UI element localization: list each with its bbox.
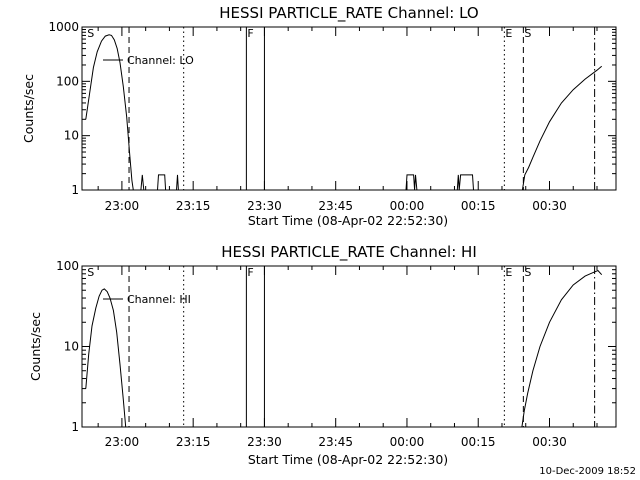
chart1-title: HESSI PARTICLE_RATE Channel: HI bbox=[221, 243, 477, 262]
chart0-xtick-label: 23:15 bbox=[176, 199, 211, 213]
chart0-series-line bbox=[456, 174, 474, 191]
chart1-annotation-label: S bbox=[87, 266, 94, 279]
footer-timestamp: 10-Dec-2009 18:52 bbox=[539, 466, 636, 477]
chart1-xtick-label: 23:30 bbox=[247, 435, 282, 449]
chart0-xtick-label: 00:30 bbox=[532, 199, 567, 213]
chart1-series-line bbox=[521, 269, 603, 428]
chart0-series-line bbox=[521, 65, 603, 191]
chart1-ytick-label: 10 bbox=[64, 340, 79, 354]
chart0-series-line bbox=[405, 174, 418, 191]
chart0-legend-label: Channel: LO bbox=[127, 54, 194, 67]
chart0-annotation-label: E bbox=[505, 27, 512, 40]
chart0-ytick-label: 100 bbox=[56, 74, 79, 88]
chart0-series-line bbox=[85, 34, 134, 191]
chart1-axes-frame bbox=[81, 265, 617, 428]
chart1-xtick-label: 00:00 bbox=[390, 435, 425, 449]
chart0-axes-frame bbox=[81, 26, 617, 191]
chart0-xtick-label: 23:30 bbox=[247, 199, 282, 213]
chart1-legend-label: Channel: HI bbox=[127, 293, 191, 306]
chart1-xtick-label: 00:15 bbox=[461, 435, 496, 449]
chart0-annotation-label: F bbox=[247, 27, 253, 40]
chart0-annotation-label: S bbox=[87, 27, 94, 40]
chart1-xtick-label: 00:30 bbox=[532, 435, 567, 449]
chart0-annotation-label: S bbox=[524, 27, 531, 40]
chart1-xtick-label: 23:00 bbox=[105, 435, 140, 449]
chart1-xlabel: Start Time (08-Apr-02 22:52:30) bbox=[248, 452, 448, 467]
chart0-panel: HESSI PARTICLE_RATE Channel: LO 1 10 100 100… bbox=[21, 4, 617, 228]
chart1-annotation-label: S bbox=[524, 266, 531, 279]
chart0-ylabel: Counts/sec bbox=[21, 74, 36, 143]
chart0-ytick-label: 1 bbox=[71, 183, 79, 197]
chart0-series-line bbox=[176, 174, 179, 191]
chart1-panel: HESSI PARTICLE_RATE Channel: HI 1 10 100 23:… bbox=[28, 243, 617, 467]
chart0-title: HESSI PARTICLE_RATE Channel: LO bbox=[219, 4, 478, 23]
chart1-xtick-label: 23:45 bbox=[318, 435, 353, 449]
chart0-xtick-label: 00:15 bbox=[461, 199, 496, 213]
chart0-ytick-label: 1000 bbox=[48, 20, 79, 34]
chart0-xlabel: Start Time (08-Apr-02 22:52:30) bbox=[248, 213, 448, 228]
chart0-xtick-label: 00:00 bbox=[390, 199, 425, 213]
chart1-ylabel: Counts/sec bbox=[28, 312, 43, 381]
chart1-annotation-label: E bbox=[505, 266, 512, 279]
chart0-ytick-label: 10 bbox=[64, 129, 79, 143]
chart1-series-line bbox=[85, 288, 127, 428]
chart0-series-line bbox=[157, 174, 167, 191]
chart1-xtick-label: 23:15 bbox=[176, 435, 211, 449]
chart0-xtick-label: 23:00 bbox=[105, 199, 140, 213]
chart1-annotation-label: F bbox=[247, 266, 253, 279]
chart0-series-line bbox=[140, 174, 145, 191]
chart1-ytick-label: 1 bbox=[71, 420, 79, 434]
chart1-ytick-label: 100 bbox=[56, 259, 79, 273]
chart0-xtick-label: 23:45 bbox=[318, 199, 353, 213]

_What the exercise asks:_ Could you update these lines so that every "Counts/sec" becomes "Counts per second", with nothing else changed? Leave the pictures out of your answer.

_Reply to the task:_
UI element localization: list each with its bbox.
chart1-title: HESSI PARTICLE_RATE Channel: HI bbox=[221, 243, 477, 262]
chart0-xtick-label: 23:15 bbox=[176, 199, 211, 213]
chart0-series-line bbox=[456, 174, 474, 191]
chart1-annotation-label: S bbox=[87, 266, 94, 279]
footer-timestamp: 10-Dec-2009 18:52 bbox=[539, 466, 636, 477]
chart1-xtick-label: 23:30 bbox=[247, 435, 282, 449]
chart0-xtick-label: 00:30 bbox=[532, 199, 567, 213]
chart1-series-line bbox=[521, 269, 603, 428]
chart0-series-line bbox=[521, 65, 603, 191]
chart1-ytick-label: 10 bbox=[64, 340, 79, 354]
chart0-series-line bbox=[405, 174, 418, 191]
chart0-legend-label: Channel: LO bbox=[127, 54, 194, 67]
chart0-annotation-label: E bbox=[505, 27, 512, 40]
chart0-ytick-label: 100 bbox=[56, 74, 79, 88]
chart0-series-line bbox=[85, 34, 134, 191]
chart1-axes-frame bbox=[81, 265, 617, 428]
chart1-xtick-label: 00:00 bbox=[390, 435, 425, 449]
chart0-axes-frame bbox=[81, 26, 617, 191]
chart0-xtick-label: 23:30 bbox=[247, 199, 282, 213]
chart1-legend-label: Channel: HI bbox=[127, 293, 191, 306]
chart1-xtick-label: 00:15 bbox=[461, 435, 496, 449]
chart0-annotation-label: F bbox=[247, 27, 253, 40]
chart0-annotation-label: S bbox=[87, 27, 94, 40]
chart1-xtick-label: 00:30 bbox=[532, 435, 567, 449]
chart0-annotation-label: S bbox=[524, 27, 531, 40]
chart1-xtick-label: 23:00 bbox=[105, 435, 140, 449]
chart1-xlabel: Start Time (08-Apr-02 22:52:30) bbox=[248, 452, 448, 467]
chart0-panel: HESSI PARTICLE_RATE Channel: LO 1 10 100 100… bbox=[21, 4, 617, 228]
chart1-annotation-label: S bbox=[524, 266, 531, 279]
chart0-ylabel: Counts per second bbox=[21, 74, 36, 143]
chart0-ytick-label: 1 bbox=[71, 183, 79, 197]
chart0-series-line bbox=[176, 174, 179, 191]
chart1-panel: HESSI PARTICLE_RATE Channel: HI 1 10 100 23:… bbox=[28, 243, 617, 467]
chart0-title: HESSI PARTICLE_RATE Channel: LO bbox=[219, 4, 478, 23]
chart1-xtick-label: 23:45 bbox=[318, 435, 353, 449]
chart0-xtick-label: 00:15 bbox=[461, 199, 496, 213]
chart0-ytick-label: 1000 bbox=[48, 20, 79, 34]
chart0-xlabel: Start Time (08-Apr-02 22:52:30) bbox=[248, 213, 448, 228]
chart0-xtick-label: 00:00 bbox=[390, 199, 425, 213]
chart1-ylabel: Counts per second bbox=[28, 312, 43, 381]
chart1-annotation-label: E bbox=[505, 266, 512, 279]
chart0-ytick-label: 10 bbox=[64, 129, 79, 143]
chart1-series-line bbox=[85, 288, 127, 428]
chart0-series-line bbox=[157, 174, 167, 191]
chart1-xtick-label: 23:15 bbox=[176, 435, 211, 449]
chart0-xtick-label: 23:00 bbox=[105, 199, 140, 213]
chart1-annotation-label: F bbox=[247, 266, 253, 279]
chart0-series-line bbox=[140, 174, 145, 191]
chart1-ytick-label: 1 bbox=[71, 420, 79, 434]
chart1-ytick-label: 100 bbox=[56, 259, 79, 273]
chart0-xtick-label: 23:45 bbox=[318, 199, 353, 213]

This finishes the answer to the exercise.